● EXERCISE TASK: Gather every line holding the string "sales".

Data records:
+--

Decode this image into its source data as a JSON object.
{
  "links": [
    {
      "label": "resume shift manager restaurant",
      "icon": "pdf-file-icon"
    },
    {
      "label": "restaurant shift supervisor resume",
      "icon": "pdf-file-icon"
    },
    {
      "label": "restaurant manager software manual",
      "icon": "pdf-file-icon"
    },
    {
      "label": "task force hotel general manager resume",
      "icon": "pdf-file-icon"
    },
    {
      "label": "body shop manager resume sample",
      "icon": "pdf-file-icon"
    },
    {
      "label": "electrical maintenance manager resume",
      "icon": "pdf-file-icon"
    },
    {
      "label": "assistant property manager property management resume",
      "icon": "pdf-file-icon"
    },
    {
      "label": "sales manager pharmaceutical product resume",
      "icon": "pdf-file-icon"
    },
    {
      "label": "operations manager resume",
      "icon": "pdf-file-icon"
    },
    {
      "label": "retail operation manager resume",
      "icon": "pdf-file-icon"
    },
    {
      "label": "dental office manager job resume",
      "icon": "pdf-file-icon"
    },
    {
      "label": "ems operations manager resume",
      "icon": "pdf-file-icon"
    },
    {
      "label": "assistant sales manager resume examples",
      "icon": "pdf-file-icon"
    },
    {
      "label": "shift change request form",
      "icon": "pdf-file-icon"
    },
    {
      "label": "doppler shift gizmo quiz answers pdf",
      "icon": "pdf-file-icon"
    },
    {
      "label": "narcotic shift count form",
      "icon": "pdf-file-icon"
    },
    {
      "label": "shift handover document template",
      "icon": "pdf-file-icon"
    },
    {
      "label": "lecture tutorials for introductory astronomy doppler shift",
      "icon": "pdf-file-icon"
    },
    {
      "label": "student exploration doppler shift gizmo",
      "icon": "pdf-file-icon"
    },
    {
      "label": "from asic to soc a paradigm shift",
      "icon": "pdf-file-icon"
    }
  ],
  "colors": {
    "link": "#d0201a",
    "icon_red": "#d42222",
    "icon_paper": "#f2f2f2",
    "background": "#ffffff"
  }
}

+--

● OUTPUT:
      "label": "sales manager pharmaceutical product resume",
      "label": "assistant sales manager resume examples",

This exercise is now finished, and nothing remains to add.